### Materials provided

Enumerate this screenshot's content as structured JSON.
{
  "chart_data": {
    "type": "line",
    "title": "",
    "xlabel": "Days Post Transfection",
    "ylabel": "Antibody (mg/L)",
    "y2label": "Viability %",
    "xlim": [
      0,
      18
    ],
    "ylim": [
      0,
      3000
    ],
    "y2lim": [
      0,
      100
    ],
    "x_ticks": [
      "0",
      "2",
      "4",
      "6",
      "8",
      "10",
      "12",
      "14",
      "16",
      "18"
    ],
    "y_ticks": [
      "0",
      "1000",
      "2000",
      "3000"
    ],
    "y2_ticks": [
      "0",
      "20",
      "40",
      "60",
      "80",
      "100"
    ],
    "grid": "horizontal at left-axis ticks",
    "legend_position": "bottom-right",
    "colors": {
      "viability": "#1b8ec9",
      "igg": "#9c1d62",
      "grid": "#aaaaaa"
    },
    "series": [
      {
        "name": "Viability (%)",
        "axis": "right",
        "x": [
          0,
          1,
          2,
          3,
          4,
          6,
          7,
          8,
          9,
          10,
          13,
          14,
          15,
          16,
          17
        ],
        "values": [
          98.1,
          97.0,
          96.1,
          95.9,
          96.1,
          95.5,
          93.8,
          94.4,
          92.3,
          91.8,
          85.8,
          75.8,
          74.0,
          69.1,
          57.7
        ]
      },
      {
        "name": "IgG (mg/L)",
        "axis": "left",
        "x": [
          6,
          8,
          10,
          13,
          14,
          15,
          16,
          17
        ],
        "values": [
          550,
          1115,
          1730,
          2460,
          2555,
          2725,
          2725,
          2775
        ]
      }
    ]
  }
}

### Task
When you reach this point, go back and write out each record above exactly.

### Result
Enumerate this screenshot's content as structured JSON.
{
  "chart_data": {
    "type": "line",
    "title": "",
    "xlabel": "Days Post Transfection",
    "ylabel": "Antibody (mg/L)",
    "y2label": "Viability %",
    "xlim": [
      0,
      18
    ],
    "ylim": [
      0,
      3000
    ],
    "y2lim": [
      0,
      100
    ],
    "x_ticks": [
      "0",
      "2",
      "4",
      "6",
      "8",
      "10",
      "12",
      "14",
      "16",
      "18"
    ],
    "y_ticks": [
      "0",
      "1000",
      "2000",
      "3000"
    ],
    "y2_ticks": [
      "0",
      "20",
      "40",
      "60",
      "80",
      "100"
    ],
    "grid": "horizontal at left-axis ticks",
    "legend_position": "bottom-right",
    "colors": {
      "viability": "#1b8ec9",
      "igg": "#9c1d62",
      "grid": "#aaaaaa"
    },
    "series": [
      {
        "name": "Viability (%)",
        "axis": "right",
        "x": [
          0,
          1,
          2,
          3,
          4,
          6,
          7,
          8,
          9,
          10,
          13,
          14,
          15,
          16,
          17
        ],
        "values": [
          98.1,
          97.0,
          96.1,
          95.9,
          96.1,
          95.5,
          93.8,
          94.4,
          92.3,
          91.8,
          85.8,
          75.8,
          74.0,
          69.1,
          57.7
        ]
      },
      {
        "name": "IgG (mg/L)",
        "axis": "left",
        "x": [
          6,
          8,
          10,
          13,
          14,
          15,
          16,
          17
        ],
        "values": [
          550,
          1115,
          1730,
          2460,
          2555,
          2725,
          2725,
          2775
        ]
      }
    ]
  }
}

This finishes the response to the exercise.